Work required:
Below are the records; collect from them each line containing the string "that".

###

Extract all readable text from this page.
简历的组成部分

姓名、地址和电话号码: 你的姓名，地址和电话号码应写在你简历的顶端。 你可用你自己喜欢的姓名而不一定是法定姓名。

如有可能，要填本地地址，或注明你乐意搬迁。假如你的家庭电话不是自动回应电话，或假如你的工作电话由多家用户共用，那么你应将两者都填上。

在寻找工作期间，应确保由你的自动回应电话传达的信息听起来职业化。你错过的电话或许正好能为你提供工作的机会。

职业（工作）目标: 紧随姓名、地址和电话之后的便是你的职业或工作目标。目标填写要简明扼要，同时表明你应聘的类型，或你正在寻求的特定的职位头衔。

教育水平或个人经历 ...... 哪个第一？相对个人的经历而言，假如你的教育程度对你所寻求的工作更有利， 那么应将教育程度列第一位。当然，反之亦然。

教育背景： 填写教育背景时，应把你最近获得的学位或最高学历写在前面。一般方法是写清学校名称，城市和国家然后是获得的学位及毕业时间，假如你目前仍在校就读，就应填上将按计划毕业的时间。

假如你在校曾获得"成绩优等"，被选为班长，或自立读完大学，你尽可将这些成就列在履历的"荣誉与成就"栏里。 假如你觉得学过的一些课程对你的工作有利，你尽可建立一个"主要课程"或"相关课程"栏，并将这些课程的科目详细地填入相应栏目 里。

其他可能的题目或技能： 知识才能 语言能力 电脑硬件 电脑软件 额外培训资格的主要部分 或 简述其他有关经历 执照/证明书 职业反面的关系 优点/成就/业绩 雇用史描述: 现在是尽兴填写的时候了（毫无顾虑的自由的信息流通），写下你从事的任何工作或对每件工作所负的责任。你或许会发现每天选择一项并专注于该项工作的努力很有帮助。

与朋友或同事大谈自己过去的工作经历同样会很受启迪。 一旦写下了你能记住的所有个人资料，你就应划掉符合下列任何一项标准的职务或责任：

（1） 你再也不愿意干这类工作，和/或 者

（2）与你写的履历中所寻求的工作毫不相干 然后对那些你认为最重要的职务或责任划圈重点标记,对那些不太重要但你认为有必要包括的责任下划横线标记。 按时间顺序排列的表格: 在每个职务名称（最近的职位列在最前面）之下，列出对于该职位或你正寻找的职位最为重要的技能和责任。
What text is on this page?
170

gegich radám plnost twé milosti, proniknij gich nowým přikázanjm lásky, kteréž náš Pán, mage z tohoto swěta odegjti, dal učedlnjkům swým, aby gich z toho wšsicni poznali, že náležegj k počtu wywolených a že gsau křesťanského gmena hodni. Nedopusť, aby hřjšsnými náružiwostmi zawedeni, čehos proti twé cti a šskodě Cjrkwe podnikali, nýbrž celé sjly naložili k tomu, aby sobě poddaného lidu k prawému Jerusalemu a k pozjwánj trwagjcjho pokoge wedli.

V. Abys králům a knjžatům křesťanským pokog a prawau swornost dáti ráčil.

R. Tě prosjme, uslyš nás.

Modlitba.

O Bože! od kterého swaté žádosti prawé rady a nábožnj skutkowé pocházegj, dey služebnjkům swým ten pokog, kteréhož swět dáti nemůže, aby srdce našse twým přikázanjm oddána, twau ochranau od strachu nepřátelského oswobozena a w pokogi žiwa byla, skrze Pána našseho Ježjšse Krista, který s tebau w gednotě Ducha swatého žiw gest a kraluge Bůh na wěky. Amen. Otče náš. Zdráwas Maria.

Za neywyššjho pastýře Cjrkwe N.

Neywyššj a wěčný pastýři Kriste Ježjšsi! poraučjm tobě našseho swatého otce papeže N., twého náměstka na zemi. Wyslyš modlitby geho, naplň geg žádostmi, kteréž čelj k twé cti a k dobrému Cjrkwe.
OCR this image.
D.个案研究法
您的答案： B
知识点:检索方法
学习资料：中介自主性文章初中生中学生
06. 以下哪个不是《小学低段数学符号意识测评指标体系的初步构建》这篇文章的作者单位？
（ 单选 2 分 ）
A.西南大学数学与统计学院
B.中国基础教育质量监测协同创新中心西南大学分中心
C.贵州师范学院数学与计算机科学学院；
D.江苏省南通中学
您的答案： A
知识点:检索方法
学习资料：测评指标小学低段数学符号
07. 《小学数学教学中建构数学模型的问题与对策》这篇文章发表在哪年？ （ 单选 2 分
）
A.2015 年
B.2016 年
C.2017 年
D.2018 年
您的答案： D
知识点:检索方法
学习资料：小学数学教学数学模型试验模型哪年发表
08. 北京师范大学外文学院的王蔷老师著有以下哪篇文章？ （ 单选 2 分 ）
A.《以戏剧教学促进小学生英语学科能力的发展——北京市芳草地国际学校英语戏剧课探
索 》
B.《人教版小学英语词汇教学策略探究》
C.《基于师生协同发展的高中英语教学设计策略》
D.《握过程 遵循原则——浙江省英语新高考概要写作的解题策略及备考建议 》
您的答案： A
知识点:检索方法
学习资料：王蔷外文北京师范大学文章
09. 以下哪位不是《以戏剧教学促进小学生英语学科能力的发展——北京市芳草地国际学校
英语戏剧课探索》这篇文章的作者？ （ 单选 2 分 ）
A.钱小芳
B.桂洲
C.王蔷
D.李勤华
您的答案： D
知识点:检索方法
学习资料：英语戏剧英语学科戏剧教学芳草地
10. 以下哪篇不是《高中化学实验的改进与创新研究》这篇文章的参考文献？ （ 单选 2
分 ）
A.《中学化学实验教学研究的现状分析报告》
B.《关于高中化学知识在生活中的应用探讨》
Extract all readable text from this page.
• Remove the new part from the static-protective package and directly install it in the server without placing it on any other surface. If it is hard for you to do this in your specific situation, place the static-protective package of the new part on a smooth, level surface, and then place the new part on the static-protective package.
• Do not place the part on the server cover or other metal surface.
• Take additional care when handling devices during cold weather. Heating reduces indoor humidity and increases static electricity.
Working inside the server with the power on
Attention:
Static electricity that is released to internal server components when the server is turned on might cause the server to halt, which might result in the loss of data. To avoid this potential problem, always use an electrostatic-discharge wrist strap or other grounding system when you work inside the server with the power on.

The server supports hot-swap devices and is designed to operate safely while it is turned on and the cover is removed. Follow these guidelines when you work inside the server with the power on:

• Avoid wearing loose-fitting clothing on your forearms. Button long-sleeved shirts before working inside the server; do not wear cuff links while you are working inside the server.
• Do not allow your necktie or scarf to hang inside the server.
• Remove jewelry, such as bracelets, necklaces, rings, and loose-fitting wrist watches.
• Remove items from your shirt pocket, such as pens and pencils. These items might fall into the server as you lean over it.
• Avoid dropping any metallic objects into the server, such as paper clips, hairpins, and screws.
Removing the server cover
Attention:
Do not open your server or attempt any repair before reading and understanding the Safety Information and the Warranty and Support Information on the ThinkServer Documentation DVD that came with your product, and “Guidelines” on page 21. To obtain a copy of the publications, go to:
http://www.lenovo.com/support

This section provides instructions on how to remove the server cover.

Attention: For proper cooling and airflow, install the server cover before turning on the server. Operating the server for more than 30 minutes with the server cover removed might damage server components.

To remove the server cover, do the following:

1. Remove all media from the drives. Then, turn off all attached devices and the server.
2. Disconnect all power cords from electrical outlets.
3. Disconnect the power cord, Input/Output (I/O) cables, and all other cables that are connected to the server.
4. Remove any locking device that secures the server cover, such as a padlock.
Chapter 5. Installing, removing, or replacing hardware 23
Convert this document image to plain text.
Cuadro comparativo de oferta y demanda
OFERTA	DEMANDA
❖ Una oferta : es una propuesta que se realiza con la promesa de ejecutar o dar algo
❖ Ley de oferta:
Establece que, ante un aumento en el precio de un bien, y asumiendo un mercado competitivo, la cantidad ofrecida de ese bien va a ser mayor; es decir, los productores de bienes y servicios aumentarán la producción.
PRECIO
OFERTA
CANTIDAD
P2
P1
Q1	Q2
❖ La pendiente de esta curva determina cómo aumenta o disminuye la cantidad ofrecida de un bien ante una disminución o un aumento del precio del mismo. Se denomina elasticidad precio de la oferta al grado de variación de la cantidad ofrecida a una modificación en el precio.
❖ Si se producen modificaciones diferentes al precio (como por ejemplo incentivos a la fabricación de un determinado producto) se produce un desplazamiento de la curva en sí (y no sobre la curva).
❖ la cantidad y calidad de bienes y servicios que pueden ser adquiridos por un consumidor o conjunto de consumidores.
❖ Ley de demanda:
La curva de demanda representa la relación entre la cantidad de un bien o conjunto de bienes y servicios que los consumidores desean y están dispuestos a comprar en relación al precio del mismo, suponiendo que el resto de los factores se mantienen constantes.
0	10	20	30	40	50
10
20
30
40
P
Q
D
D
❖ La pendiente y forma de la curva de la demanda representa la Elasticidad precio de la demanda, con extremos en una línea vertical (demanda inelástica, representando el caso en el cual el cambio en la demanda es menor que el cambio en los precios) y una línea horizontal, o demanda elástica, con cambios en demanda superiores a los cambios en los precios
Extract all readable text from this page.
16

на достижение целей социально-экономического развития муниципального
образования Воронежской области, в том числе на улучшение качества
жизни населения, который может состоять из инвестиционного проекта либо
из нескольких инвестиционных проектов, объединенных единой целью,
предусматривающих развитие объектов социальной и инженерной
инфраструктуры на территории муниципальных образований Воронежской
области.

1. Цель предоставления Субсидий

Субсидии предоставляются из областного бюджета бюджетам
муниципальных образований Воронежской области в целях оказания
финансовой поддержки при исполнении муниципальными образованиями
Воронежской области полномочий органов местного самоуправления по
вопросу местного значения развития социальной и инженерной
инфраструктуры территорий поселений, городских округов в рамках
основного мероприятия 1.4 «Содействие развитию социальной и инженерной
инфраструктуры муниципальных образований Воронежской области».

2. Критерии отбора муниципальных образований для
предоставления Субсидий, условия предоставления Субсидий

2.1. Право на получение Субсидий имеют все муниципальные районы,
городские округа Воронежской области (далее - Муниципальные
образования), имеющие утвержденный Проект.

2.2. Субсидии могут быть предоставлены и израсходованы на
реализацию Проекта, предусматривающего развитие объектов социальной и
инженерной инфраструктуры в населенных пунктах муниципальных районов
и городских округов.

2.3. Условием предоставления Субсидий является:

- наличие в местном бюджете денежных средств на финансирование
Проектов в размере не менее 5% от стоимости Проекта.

###

The result:
Static electricity that is released to internal server components when the server is turned on might cause the server to halt, which might result in the loss of data. To avoid this potential problem, always use an electrostatic-discharge wrist strap or other grounding system when you work inside the server with the power on.
Do not open your server or attempt any repair before reading and understanding the Safety Information and the Warranty and Support Information on the ThinkServer Documentation DVD that came with your product, and “Guidelines” on page 21. To obtain a copy of the publications, go to:
3. Disconnect the power cord, Input/Output (I/O) cables, and all other cables that are connected to the server.
4. Remove any locking device that secures the server cover, such as a padlock.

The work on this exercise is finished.